═══ Listing
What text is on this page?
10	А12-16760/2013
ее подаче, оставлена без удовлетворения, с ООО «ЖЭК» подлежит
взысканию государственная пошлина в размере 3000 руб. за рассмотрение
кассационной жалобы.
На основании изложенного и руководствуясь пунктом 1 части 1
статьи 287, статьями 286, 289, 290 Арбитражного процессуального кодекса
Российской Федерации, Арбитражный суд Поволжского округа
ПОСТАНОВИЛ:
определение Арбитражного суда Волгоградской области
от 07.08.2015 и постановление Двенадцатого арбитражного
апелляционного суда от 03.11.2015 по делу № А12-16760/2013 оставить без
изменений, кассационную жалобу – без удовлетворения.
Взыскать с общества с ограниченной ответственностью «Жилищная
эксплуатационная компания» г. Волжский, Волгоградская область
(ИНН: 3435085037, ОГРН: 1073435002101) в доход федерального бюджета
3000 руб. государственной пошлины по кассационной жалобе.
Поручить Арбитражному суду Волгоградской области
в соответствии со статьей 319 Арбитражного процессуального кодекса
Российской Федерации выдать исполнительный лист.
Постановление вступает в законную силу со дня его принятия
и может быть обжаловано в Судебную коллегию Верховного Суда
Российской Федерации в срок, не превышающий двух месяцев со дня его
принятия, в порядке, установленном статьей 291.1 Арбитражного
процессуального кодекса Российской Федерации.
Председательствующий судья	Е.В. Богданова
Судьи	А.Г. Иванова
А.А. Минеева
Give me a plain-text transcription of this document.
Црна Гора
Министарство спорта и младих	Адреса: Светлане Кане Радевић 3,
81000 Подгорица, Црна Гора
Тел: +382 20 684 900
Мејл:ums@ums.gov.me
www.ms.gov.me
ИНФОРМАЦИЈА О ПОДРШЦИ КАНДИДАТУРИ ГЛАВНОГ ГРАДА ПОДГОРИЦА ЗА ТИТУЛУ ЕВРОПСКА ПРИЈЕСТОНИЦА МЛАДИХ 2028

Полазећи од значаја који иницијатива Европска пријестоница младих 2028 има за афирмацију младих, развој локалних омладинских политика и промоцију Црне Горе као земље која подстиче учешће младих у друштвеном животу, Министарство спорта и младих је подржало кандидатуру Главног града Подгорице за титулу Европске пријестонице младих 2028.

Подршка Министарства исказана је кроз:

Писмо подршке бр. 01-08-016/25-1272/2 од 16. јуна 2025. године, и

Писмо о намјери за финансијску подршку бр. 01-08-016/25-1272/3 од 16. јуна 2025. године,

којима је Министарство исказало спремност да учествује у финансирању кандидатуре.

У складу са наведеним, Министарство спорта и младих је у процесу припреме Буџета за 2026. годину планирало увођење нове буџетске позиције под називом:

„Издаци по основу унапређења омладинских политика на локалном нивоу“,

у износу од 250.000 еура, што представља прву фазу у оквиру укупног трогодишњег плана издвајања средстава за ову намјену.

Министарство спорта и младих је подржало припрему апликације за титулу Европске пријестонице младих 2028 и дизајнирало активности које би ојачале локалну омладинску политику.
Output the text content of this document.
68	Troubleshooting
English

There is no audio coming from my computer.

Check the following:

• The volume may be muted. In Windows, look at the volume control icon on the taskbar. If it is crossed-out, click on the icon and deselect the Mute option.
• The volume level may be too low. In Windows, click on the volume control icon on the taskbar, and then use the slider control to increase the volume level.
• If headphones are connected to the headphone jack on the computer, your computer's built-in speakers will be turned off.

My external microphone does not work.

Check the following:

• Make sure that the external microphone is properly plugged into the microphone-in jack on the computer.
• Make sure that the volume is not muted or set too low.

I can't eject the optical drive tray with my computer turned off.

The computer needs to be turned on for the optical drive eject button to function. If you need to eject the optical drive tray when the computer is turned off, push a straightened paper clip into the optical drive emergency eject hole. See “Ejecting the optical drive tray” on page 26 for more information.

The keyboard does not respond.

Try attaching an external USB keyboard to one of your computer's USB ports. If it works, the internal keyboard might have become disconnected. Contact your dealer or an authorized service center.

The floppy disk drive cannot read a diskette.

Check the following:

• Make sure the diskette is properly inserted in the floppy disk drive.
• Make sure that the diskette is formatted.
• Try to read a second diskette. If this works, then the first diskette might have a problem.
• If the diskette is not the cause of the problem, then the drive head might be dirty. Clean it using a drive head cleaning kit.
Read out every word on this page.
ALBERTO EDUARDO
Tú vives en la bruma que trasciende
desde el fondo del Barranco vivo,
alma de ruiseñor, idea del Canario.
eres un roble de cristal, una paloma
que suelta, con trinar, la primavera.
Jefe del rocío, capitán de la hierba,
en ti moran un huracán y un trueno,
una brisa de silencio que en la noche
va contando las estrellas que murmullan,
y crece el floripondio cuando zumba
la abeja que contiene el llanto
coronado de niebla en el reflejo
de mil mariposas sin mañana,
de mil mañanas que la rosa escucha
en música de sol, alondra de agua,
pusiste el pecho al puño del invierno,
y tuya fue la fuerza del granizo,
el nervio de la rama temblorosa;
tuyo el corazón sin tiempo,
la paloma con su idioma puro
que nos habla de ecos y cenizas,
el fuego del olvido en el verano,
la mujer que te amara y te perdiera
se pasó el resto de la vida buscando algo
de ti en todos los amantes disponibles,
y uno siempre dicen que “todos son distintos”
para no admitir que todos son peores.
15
══════
**What is asked:** Which lines include the word "jack"? List them all.

**Solution to this task:**
• If headphones are connected to the headphone jack on the computer, your computer's built-in speakers will be turned off.
• Make sure that the external microphone is properly plugged into the microphone-in jack on the computer.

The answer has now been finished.